>> start
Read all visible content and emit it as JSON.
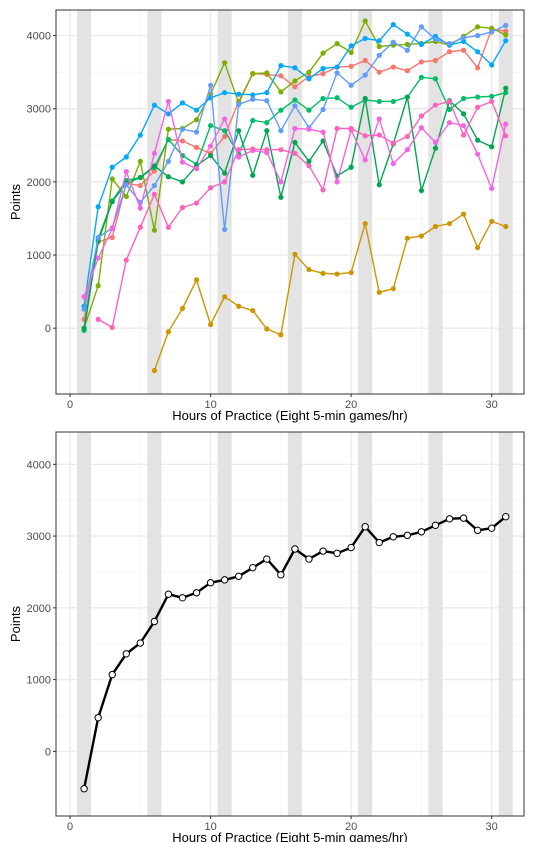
{
  "chart_data": [
    {
      "type": "line",
      "title": "",
      "xlabel": "Hours of Practice (Eight 5-min games/hr)",
      "ylabel": "Points",
      "xlim": [
        -1,
        32.3
      ],
      "ylim": [
        -900,
        4350
      ],
      "x_ticks": [
        0,
        10,
        20,
        30
      ],
      "y_ticks": [
        0,
        1000,
        2000,
        3000,
        4000
      ],
      "grid": true,
      "shaded_bands": [
        [
          0.5,
          1.5
        ],
        [
          5.5,
          6.5
        ],
        [
          10.5,
          11.5
        ],
        [
          15.5,
          16.5
        ],
        [
          20.5,
          21.5
        ],
        [
          25.5,
          26.5
        ],
        [
          30.5,
          31.5
        ]
      ],
      "series": [
        {
          "color": "#F8766D",
          "x": [
            1,
            2,
            3,
            4,
            5,
            6,
            7,
            8,
            9,
            10,
            11,
            12,
            13,
            14,
            15,
            16,
            17,
            18,
            19,
            20,
            21,
            22,
            23,
            24,
            25,
            26,
            27,
            28,
            29,
            30,
            31
          ],
          "y": [
            120,
            1180,
            1240,
            1980,
            1950,
            2150,
            2580,
            2560,
            2470,
            2390,
            2620,
            3100,
            3480,
            3470,
            3450,
            3300,
            3440,
            3480,
            3570,
            3580,
            3660,
            3500,
            3570,
            3520,
            3640,
            3660,
            3780,
            3800,
            3560,
            4090,
            4060
          ]
        },
        {
          "color": "#CD9600",
          "x": [
            6,
            7,
            8,
            9,
            10,
            11,
            12,
            13,
            14,
            15,
            16,
            17,
            18,
            19,
            20,
            21,
            22,
            23,
            24,
            25,
            26,
            27,
            28,
            29,
            30,
            31
          ],
          "y": [
            -580,
            -50,
            270,
            660,
            50,
            430,
            300,
            240,
            -10,
            -90,
            1010,
            800,
            750,
            740,
            760,
            1430,
            490,
            540,
            1230,
            1260,
            1390,
            1430,
            1560,
            1100,
            1460,
            1390
          ]
        },
        {
          "color": "#7CAE00",
          "x": [
            1,
            2,
            3,
            4,
            5,
            6,
            7,
            8,
            9,
            10,
            11,
            12,
            13,
            14,
            15,
            16,
            17,
            18,
            19,
            20,
            21,
            22,
            23,
            24,
            25,
            26,
            27,
            28,
            29,
            30,
            31
          ],
          "y": [
            0,
            580,
            2040,
            1800,
            2280,
            1340,
            2720,
            2730,
            2850,
            3200,
            3630,
            3080,
            3480,
            3490,
            3230,
            3380,
            3500,
            3760,
            3890,
            3770,
            4200,
            3850,
            3870,
            3880,
            3890,
            3920,
            3870,
            3990,
            4120,
            4100,
            4010
          ]
        },
        {
          "color": "#00A9FF",
          "x": [
            1,
            2,
            3,
            4,
            5,
            6,
            7,
            8,
            9,
            10,
            11,
            12,
            13,
            14,
            15,
            16,
            17,
            18,
            19,
            20,
            21,
            22,
            23,
            24,
            25,
            26,
            27,
            28,
            29,
            30,
            31
          ],
          "y": [
            300,
            1660,
            2200,
            2340,
            2640,
            3050,
            2930,
            3080,
            2980,
            3150,
            3220,
            3200,
            3190,
            3220,
            3590,
            3560,
            3410,
            3550,
            3570,
            3860,
            3960,
            3930,
            4150,
            4020,
            3880,
            3990,
            3870,
            3920,
            3780,
            3600,
            3930
          ]
        },
        {
          "color": "#00BE67",
          "x": [
            1,
            2,
            3,
            4,
            5,
            6,
            7,
            8,
            9,
            10,
            11,
            12,
            13,
            14,
            15,
            16,
            17,
            18,
            19,
            20,
            21,
            22,
            23,
            24,
            25,
            26,
            27,
            28,
            29,
            30,
            31
          ],
          "y": [
            -30,
            1220,
            1740,
            2020,
            2060,
            2200,
            2580,
            2360,
            2240,
            2770,
            2700,
            2380,
            2840,
            2810,
            2980,
            3120,
            2980,
            3140,
            3150,
            3020,
            3120,
            3100,
            3100,
            3160,
            3430,
            3410,
            2990,
            3140,
            3160,
            3170,
            3220
          ]
        },
        {
          "color": "#00A651",
          "x": [
            1,
            2,
            3,
            4,
            5,
            6,
            7,
            8,
            9,
            10,
            11,
            12,
            13,
            14,
            15,
            16,
            17,
            18,
            19,
            20,
            21,
            22,
            23,
            24,
            25,
            26,
            27,
            28,
            29,
            30,
            31
          ],
          "y": [
            0,
            1190,
            1730,
            1980,
            2060,
            2220,
            2070,
            2000,
            2220,
            2360,
            2120,
            2700,
            2090,
            2700,
            1790,
            2540,
            2280,
            2560,
            2080,
            2200,
            3140,
            1960,
            2520,
            3160,
            1880,
            2460,
            3110,
            2930,
            2570,
            2480,
            3280
          ]
        },
        {
          "color": "#619CFF",
          "x": [
            1,
            2,
            3,
            4,
            5,
            6,
            7,
            8,
            9,
            10,
            11,
            12,
            13,
            14,
            15,
            16,
            17,
            18,
            19,
            20,
            21,
            22,
            23,
            24,
            25,
            26,
            27,
            28,
            29,
            30,
            31
          ],
          "y": [
            260,
            1240,
            1370,
            1960,
            1720,
            1950,
            2280,
            2720,
            2680,
            3320,
            1350,
            3060,
            3130,
            3110,
            2700,
            3040,
            2740,
            2990,
            3490,
            3320,
            3460,
            3730,
            3910,
            3800,
            4120,
            3950,
            3890,
            3970,
            4000,
            4050,
            4140
          ]
        },
        {
          "color": "#F564E3",
          "x": [
            1,
            2,
            3,
            4,
            5,
            6,
            7,
            8,
            9,
            10,
            11,
            12,
            13,
            14,
            15,
            16,
            17,
            18,
            19,
            20,
            21,
            22,
            23,
            24,
            25,
            26,
            27,
            28,
            29,
            30,
            31
          ],
          "y": [
            430,
            960,
            1360,
            2140,
            1640,
            2390,
            3100,
            2270,
            2180,
            2490,
            2860,
            2340,
            2430,
            2400,
            2000,
            2730,
            2720,
            2680,
            2000,
            2710,
            2300,
            2860,
            2250,
            2440,
            2740,
            2540,
            2810,
            2770,
            2380,
            1910,
            2790
          ]
        },
        {
          "color": "#FF62BC",
          "x": [
            2,
            3,
            4,
            5,
            6,
            7,
            8,
            9,
            10,
            11,
            12,
            13,
            14,
            15,
            16,
            17,
            18,
            19,
            20,
            21,
            22,
            23,
            24,
            25,
            26,
            27,
            28,
            29,
            30,
            31
          ],
          "y": [
            120,
            10,
            930,
            1380,
            1830,
            1380,
            1650,
            1710,
            1920,
            2000,
            2440,
            2450,
            2440,
            2440,
            2390,
            2220,
            1890,
            2730,
            2730,
            2630,
            2640,
            2530,
            2620,
            2900,
            3050,
            3100,
            2640,
            3020,
            3100,
            2630
          ]
        }
      ]
    },
    {
      "type": "line",
      "title": "",
      "xlabel": "Hours of Practice (Eight 5-min games/hr)",
      "ylabel": "Points",
      "xlim": [
        -1,
        32.3
      ],
      "ylim": [
        -900,
        4450
      ],
      "x_ticks": [
        0,
        10,
        20,
        30
      ],
      "y_ticks": [
        0,
        1000,
        2000,
        3000,
        4000
      ],
      "grid": true,
      "shaded_bands": [
        [
          0.5,
          1.5
        ],
        [
          5.5,
          6.5
        ],
        [
          10.5,
          11.5
        ],
        [
          15.5,
          16.5
        ],
        [
          20.5,
          21.5
        ],
        [
          25.5,
          26.5
        ],
        [
          30.5,
          31.5
        ]
      ],
      "series": [
        {
          "color": "#000000",
          "x": [
            1,
            2,
            3,
            4,
            5,
            6,
            7,
            8,
            9,
            10,
            11,
            12,
            13,
            14,
            15,
            16,
            17,
            18,
            19,
            20,
            21,
            22,
            23,
            24,
            25,
            26,
            27,
            28,
            29,
            30,
            31
          ],
          "y": [
            -520,
            470,
            1070,
            1360,
            1510,
            1810,
            2190,
            2140,
            2210,
            2350,
            2390,
            2440,
            2560,
            2680,
            2460,
            2820,
            2680,
            2790,
            2760,
            2840,
            3130,
            2910,
            2990,
            3010,
            3060,
            3150,
            3240,
            3250,
            3080,
            3110,
            3270
          ]
        }
      ]
    }
  ]
}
>> end
### SET PROBLEM
Copy every line of the listing that includes the string "color".

### THE OUTPUT
          "color": "#F8766D",
          "color": "#CD9600",
          "color": "#7CAE00",
          "color": "#00A9FF",
          "color": "#00BE67",
          "color": "#00A651",
          "color": "#619CFF",
          "color": "#F564E3",
          "color": "#FF62BC",
          "color": "#000000",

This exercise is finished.